## Given request
Once the pictures are set aside, transcribe the remaining data exactly.

[Dataset records]
::::::::::

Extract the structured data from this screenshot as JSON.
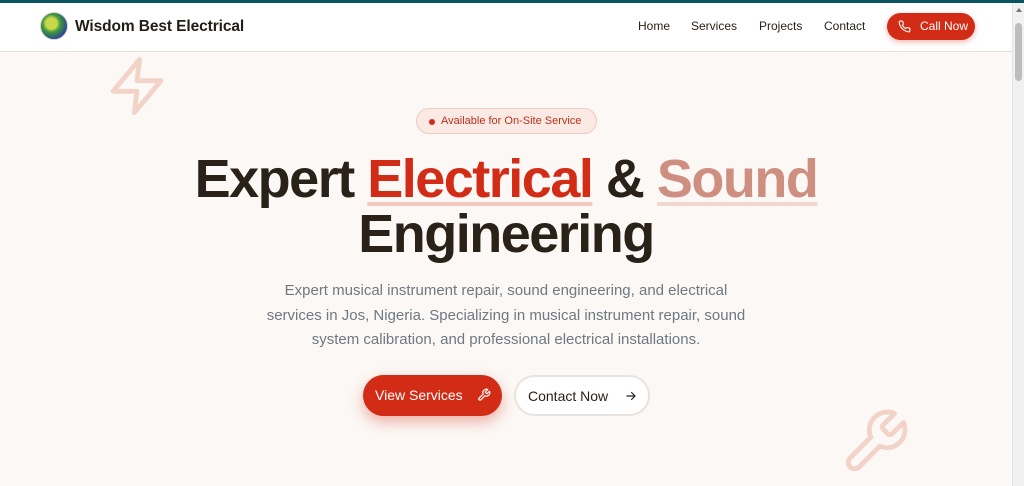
{
  "brand": {
    "name": "Wisdom Best Electrical",
    "logo_icon": "logo-globe-icon"
  },
  "nav": {
    "items": [
      {
        "label": "Home"
      },
      {
        "label": "Services"
      },
      {
        "label": "Projects"
      },
      {
        "label": "Contact"
      }
    ],
    "cta_label": "Call Now",
    "cta_icon": "phone-icon"
  },
  "hero": {
    "badge": "Available for On-Site Service",
    "title": {
      "part1": "Expert",
      "highlight1": "Electrical",
      "amp": "&",
      "highlight2": "Sound",
      "line2": "Engineering"
    },
    "description": "Expert musical instrument repair, sound engineering, and electrical services in Jos, Nigeria. Specializing in musical instrument repair, sound system calibration, and professional electrical installations.",
    "primary_button": "View Services",
    "primary_icon": "wrench-icon",
    "secondary_button": "Contact Now",
    "secondary_icon": "arrow-right-icon"
  },
  "decorations": {
    "top_left": "lightning-bolt-icon",
    "bottom_right": "wrench-icon"
  },
  "colors": {
    "accent": "#d22b16",
    "accent_soft": "#cf8f80",
    "text_dark": "#2a2118",
    "text_muted": "#6f7982",
    "background": "#fcf8f5",
    "top_bar": "#0b5560"
  }
}
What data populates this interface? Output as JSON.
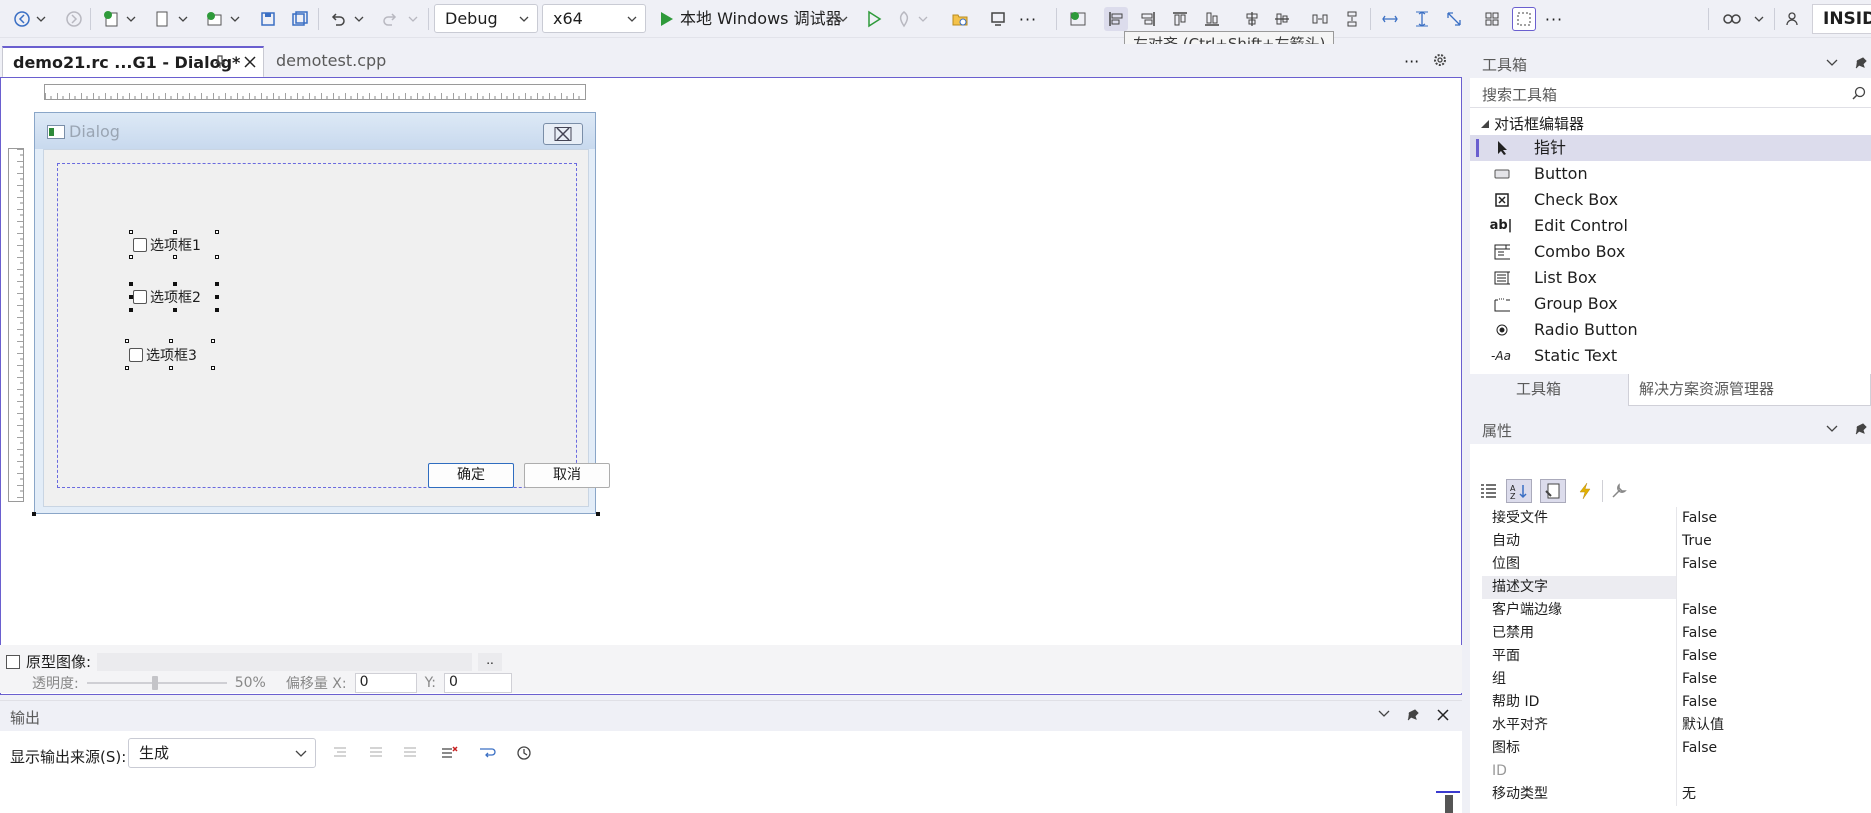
{
  "toolbar": {
    "config": "Debug",
    "platform": "x64",
    "run_label": "本地 Windows 调试器",
    "tooltip": "左对齐 (Ctrl+Shift+左箭头)",
    "badge": "INSIDE"
  },
  "tabs": {
    "active": "demo21.rc ...G1 - Dialog*",
    "second": "demotest.cpp"
  },
  "dialog": {
    "title": "Dialog",
    "checkbox1": "选项框1",
    "checkbox2": "选项框2",
    "checkbox3": "选项框3",
    "ok": "确定",
    "cancel": "取消"
  },
  "overlay": {
    "proto_label": "原型图像:",
    "ellipsis": "..",
    "opacity_label": "透明度:",
    "opacity_value": "50%",
    "offset_label": "偏移量 X:",
    "offset_x": "0",
    "y_label": "Y:",
    "offset_y": "0"
  },
  "output": {
    "title": "输出",
    "source_label": "显示输出来源(S):",
    "source_value": "生成"
  },
  "toolbox": {
    "title": "工具箱",
    "search_placeholder": "搜索工具箱",
    "group": "对话框编辑器",
    "items": [
      {
        "label": "指针",
        "icon": "pointer-icon"
      },
      {
        "label": "Button",
        "icon": "button-icon"
      },
      {
        "label": "Check Box",
        "icon": "checkbox-icon"
      },
      {
        "label": "Edit Control",
        "icon": "edit-control-icon"
      },
      {
        "label": "Combo Box",
        "icon": "combo-box-icon"
      },
      {
        "label": "List Box",
        "icon": "list-box-icon"
      },
      {
        "label": "Group Box",
        "icon": "group-box-icon"
      },
      {
        "label": "Radio Button",
        "icon": "radio-button-icon"
      },
      {
        "label": "Static Text",
        "icon": "static-text-icon"
      }
    ],
    "tab_toolbox": "工具箱",
    "tab_solution": "解决方案资源管理器"
  },
  "properties": {
    "title": "属性",
    "rows": [
      {
        "name": "接受文件",
        "value": "False"
      },
      {
        "name": "自动",
        "value": "True"
      },
      {
        "name": "位图",
        "value": "False"
      },
      {
        "name": "描述文字",
        "value": ""
      },
      {
        "name": "客户端边缘",
        "value": "False"
      },
      {
        "name": "已禁用",
        "value": "False"
      },
      {
        "name": "平面",
        "value": "False"
      },
      {
        "name": "组",
        "value": "False"
      },
      {
        "name": "帮助 ID",
        "value": "False"
      },
      {
        "name": "水平对齐",
        "value": "默认值"
      },
      {
        "name": "图标",
        "value": "False"
      },
      {
        "name": "ID",
        "value": ""
      },
      {
        "name": "移动类型",
        "value": "无"
      }
    ]
  }
}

::::::::::

## Complete response
Extract the structured data from this screenshot as JSON.
{
  "brand": {
    "name": "Wisdom Best Electrical",
    "logo_icon": "logo-globe-icon"
  },
  "nav": {
    "items": [
      {
        "label": "Home"
      },
      {
        "label": "Services"
      },
      {
        "label": "Projects"
      },
      {
        "label": "Contact"
      }
    ],
    "cta_label": "Call Now",
    "cta_icon": "phone-icon"
  },
  "hero": {
    "badge": "Available for On-Site Service",
    "title": {
      "part1": "Expert",
      "highlight1": "Electrical",
      "amp": "&",
      "highlight2": "Sound",
      "line2": "Engineering"
    },
    "description": "Expert musical instrument repair, sound engineering, and electrical services in Jos, Nigeria. Specializing in musical instrument repair, sound system calibration, and professional electrical installations.",
    "primary_button": "View Services",
    "primary_icon": "wrench-icon",
    "secondary_button": "Contact Now",
    "secondary_icon": "arrow-right-icon"
  },
  "decorations": {
    "top_left": "lightning-bolt-icon",
    "bottom_right": "wrench-icon"
  },
  "colors": {
    "accent": "#d22b16",
    "accent_soft": "#cf8f80",
    "text_dark": "#2a2118",
    "text_muted": "#6f7982",
    "background": "#fcf8f5",
    "top_bar": "#0b5560"
  }
}
What data populates this interface? Output as JSON.
{
  "toolbar": {
    "config": "Debug",
    "platform": "x64",
    "run_label": "本地 Windows 调试器",
    "tooltip": "左对齐 (Ctrl+Shift+左箭头)",
    "badge": "INSIDE"
  },
  "tabs": {
    "active": "demo21.rc ...G1 - Dialog*",
    "second": "demotest.cpp"
  },
  "dialog": {
    "title": "Dialog",
    "checkbox1": "选项框1",
    "checkbox2": "选项框2",
    "checkbox3": "选项框3",
    "ok": "确定",
    "cancel": "取消"
  },
  "overlay": {
    "proto_label": "原型图像:",
    "ellipsis": "..",
    "opacity_label": "透明度:",
    "opacity_value": "50%",
    "offset_label": "偏移量 X:",
    "offset_x": "0",
    "y_label": "Y:",
    "offset_y": "0"
  },
  "output": {
    "title": "输出",
    "source_label": "显示输出来源(S):",
    "source_value": "生成"
  },
  "toolbox": {
    "title": "工具箱",
    "search_placeholder": "搜索工具箱",
    "group": "对话框编辑器",
    "items": [
      {
        "label": "指针",
        "icon": "pointer-icon"
      },
      {
        "label": "Button",
        "icon": "button-icon"
      },
      {
        "label": "Check Box",
        "icon": "checkbox-icon"
      },
      {
        "label": "Edit Control",
        "icon": "edit-control-icon"
      },
      {
        "label": "Combo Box",
        "icon": "combo-box-icon"
      },
      {
        "label": "List Box",
        "icon": "list-box-icon"
      },
      {
        "label": "Group Box",
        "icon": "group-box-icon"
      },
      {
        "label": "Radio Button",
        "icon": "radio-button-icon"
      },
      {
        "label": "Static Text",
        "icon": "static-text-icon"
      }
    ],
    "tab_toolbox": "工具箱",
    "tab_solution": "解决方案资源管理器"
  },
  "properties": {
    "title": "属性",
    "rows": [
      {
        "name": "接受文件",
        "value": "False"
      },
      {
        "name": "自动",
        "value": "True"
      },
      {
        "name": "位图",
        "value": "False"
      },
      {
        "name": "描述文字",
        "value": ""
      },
      {
        "name": "客户端边缘",
        "value": "False"
      },
      {
        "name": "已禁用",
        "value": "False"
      },
      {
        "name": "平面",
        "value": "False"
      },
      {
        "name": "组",
        "value": "False"
      },
      {
        "name": "帮助 ID",
        "value": "False"
      },
      {
        "name": "水平对齐",
        "value": "默认值"
      },
      {
        "name": "图标",
        "value": "False"
      },
      {
        "name": "ID",
        "value": ""
      },
      {
        "name": "移动类型",
        "value": "无"
      }
    ]
  }
}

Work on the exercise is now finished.